Short problem: Only lines holding the word "Output" should be copied from the material.

Raw records:
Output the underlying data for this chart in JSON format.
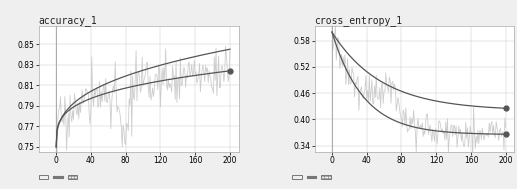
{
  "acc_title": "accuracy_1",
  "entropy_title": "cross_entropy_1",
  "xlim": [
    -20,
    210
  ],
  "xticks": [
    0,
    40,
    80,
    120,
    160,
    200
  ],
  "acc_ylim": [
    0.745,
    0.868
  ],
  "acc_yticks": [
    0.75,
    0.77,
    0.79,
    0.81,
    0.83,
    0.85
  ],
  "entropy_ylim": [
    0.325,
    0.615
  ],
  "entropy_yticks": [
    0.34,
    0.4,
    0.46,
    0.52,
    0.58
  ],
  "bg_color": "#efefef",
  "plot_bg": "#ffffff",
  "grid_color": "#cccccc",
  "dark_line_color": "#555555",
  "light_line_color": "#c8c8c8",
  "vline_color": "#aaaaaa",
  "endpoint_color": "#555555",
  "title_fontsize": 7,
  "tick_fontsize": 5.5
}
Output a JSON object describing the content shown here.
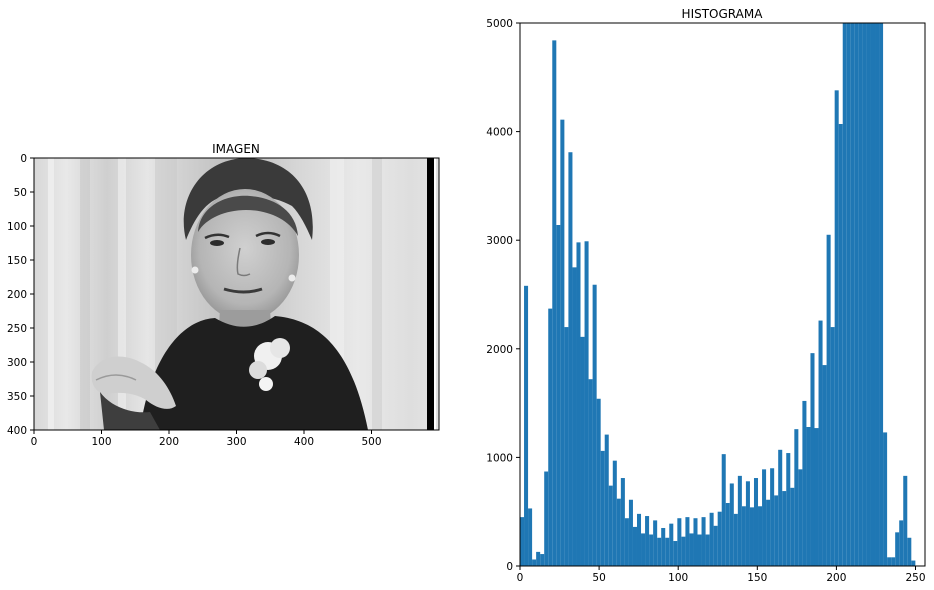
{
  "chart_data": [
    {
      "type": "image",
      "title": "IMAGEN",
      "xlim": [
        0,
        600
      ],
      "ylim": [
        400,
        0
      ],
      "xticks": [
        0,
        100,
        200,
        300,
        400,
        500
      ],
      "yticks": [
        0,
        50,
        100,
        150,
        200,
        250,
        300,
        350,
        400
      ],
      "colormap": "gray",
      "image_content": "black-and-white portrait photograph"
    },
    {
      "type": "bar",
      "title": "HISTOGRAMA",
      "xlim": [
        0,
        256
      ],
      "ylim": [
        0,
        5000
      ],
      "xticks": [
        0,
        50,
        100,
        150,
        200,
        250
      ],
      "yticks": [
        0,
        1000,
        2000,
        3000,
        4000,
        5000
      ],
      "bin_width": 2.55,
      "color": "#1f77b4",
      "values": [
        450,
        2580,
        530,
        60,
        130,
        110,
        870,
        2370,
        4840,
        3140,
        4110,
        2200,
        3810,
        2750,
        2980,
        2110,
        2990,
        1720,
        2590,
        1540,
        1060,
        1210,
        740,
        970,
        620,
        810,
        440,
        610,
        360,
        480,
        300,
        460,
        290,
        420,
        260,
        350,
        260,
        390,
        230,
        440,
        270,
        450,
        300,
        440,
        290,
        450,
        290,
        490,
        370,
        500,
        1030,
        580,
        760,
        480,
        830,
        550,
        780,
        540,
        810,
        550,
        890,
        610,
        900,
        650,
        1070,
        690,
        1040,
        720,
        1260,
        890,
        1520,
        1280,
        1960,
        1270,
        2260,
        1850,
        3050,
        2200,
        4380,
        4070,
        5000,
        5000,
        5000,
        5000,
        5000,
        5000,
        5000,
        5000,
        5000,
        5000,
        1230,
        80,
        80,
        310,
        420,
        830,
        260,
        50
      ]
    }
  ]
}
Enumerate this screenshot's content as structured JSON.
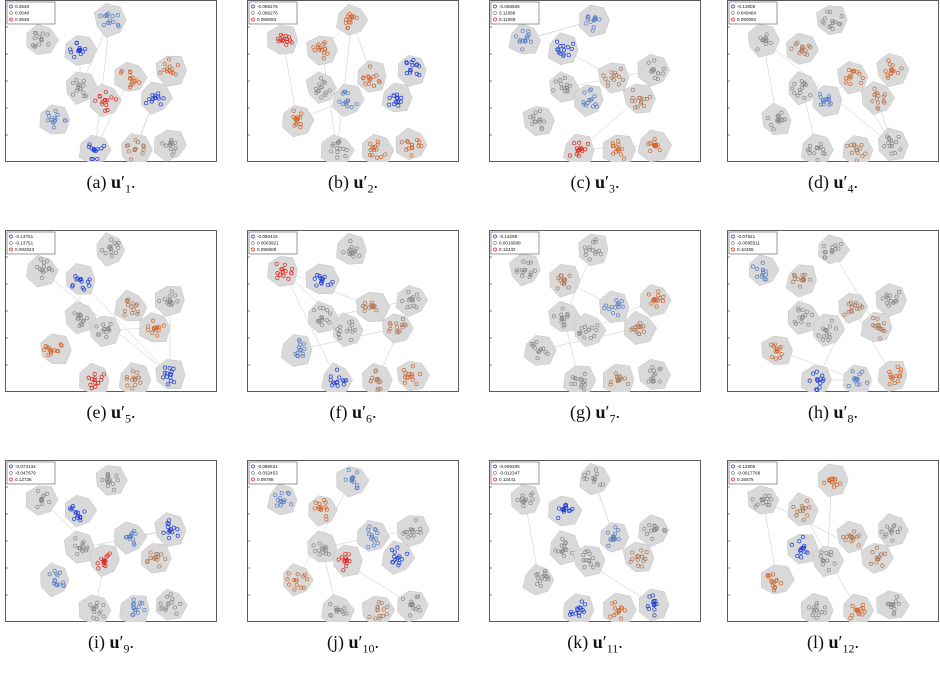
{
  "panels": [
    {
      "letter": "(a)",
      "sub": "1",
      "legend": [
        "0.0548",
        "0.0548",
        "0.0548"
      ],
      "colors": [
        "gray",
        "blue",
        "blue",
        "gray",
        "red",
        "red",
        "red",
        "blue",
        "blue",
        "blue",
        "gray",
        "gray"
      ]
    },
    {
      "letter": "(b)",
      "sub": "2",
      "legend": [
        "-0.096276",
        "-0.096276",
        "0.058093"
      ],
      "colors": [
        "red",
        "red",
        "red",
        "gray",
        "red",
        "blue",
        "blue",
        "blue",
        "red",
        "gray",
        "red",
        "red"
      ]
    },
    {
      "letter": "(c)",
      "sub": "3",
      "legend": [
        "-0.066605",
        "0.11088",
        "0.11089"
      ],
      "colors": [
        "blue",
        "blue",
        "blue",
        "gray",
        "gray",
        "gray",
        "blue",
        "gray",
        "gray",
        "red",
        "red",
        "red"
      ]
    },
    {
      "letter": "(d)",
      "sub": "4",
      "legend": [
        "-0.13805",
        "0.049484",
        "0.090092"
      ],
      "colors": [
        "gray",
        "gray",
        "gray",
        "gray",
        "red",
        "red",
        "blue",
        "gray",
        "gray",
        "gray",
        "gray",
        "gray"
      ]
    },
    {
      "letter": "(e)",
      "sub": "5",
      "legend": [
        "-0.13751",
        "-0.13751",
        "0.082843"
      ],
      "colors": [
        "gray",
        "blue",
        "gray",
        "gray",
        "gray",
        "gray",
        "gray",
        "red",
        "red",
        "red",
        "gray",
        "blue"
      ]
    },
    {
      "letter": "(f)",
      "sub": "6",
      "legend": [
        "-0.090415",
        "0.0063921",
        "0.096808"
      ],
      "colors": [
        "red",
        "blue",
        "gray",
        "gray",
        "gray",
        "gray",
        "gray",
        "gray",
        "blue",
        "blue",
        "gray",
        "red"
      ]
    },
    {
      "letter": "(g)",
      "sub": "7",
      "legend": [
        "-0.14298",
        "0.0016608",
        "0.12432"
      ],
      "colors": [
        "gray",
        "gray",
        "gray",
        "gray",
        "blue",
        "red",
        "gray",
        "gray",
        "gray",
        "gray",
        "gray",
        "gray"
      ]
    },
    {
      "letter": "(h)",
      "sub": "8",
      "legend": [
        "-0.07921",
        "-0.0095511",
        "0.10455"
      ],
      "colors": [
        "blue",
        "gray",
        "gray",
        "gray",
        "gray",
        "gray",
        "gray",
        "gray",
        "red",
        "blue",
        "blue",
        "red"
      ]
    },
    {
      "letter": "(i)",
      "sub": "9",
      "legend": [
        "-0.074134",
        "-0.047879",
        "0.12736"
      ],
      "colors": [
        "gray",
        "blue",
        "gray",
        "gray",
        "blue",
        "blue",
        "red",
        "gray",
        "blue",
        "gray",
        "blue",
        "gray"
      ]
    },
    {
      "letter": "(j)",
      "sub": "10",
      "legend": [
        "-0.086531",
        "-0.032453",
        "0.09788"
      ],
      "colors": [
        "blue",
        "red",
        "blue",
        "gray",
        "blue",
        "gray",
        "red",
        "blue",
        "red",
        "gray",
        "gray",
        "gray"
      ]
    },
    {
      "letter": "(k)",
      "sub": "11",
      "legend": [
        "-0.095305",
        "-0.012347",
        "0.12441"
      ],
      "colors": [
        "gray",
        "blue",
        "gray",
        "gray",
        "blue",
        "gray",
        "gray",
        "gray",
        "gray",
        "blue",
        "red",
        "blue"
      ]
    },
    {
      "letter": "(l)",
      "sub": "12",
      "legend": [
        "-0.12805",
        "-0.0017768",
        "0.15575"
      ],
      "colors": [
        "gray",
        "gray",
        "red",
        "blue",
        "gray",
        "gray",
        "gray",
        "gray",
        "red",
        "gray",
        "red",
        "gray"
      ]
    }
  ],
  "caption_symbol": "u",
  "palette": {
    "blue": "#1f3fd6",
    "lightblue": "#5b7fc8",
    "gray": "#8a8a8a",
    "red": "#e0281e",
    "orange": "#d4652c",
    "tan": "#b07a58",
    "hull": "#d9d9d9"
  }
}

The completed task:
Output the underlying data for this chart in JSON format.
Output a JSON object describing the content shown here.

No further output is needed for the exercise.